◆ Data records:
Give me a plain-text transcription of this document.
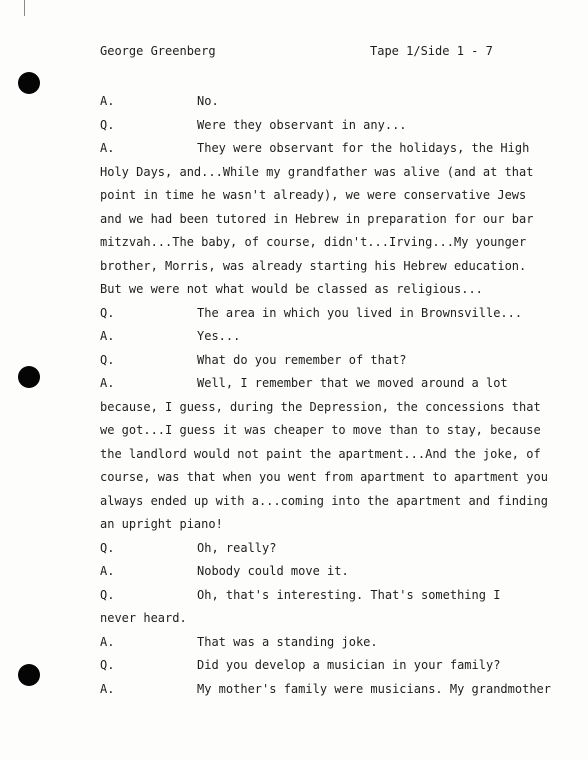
George Greenberg	Tape 1/Side 1 - 7
A.	No.
Q.	Were they observant in any...
A.	They were observant for the holidays, the High
Holy Days, and...While my grandfather was alive (and at that
point in time he wasn't already), we were conservative Jews
and we had been tutored in Hebrew in preparation for our bar
mitzvah...The baby, of course, didn't...Irving...My younger
brother, Morris, was already starting his Hebrew education.
But we were not what would be classed as religious...
Q.	The area in which you lived in Brownsville...
A.	Yes...
Q.	What do you remember of that?
A.	Well, I remember that we moved around a lot
because, I guess, during the Depression, the concessions that
we got...I guess it was cheaper to move than to stay, because
the landlord would not paint the apartment...And the joke, of
course, was that when you went from apartment to apartment you
always ended up with a...coming into the apartment and finding
an upright piano!
Q.	Oh, really?
A.	Nobody could move it.
Q.	Oh, that's interesting. That's something I
never heard.
A.	That was a standing joke.
Q.	Did you develop a musician in your family?
A.	My mother's family were musicians. My grandmother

◆ Instructions for the task: For each line of the entries that includes "already", show that line.

◆ Answer for this exercise:
point in time he wasn't already), we were conservative Jews
brother, Morris, was already starting his Hebrew education.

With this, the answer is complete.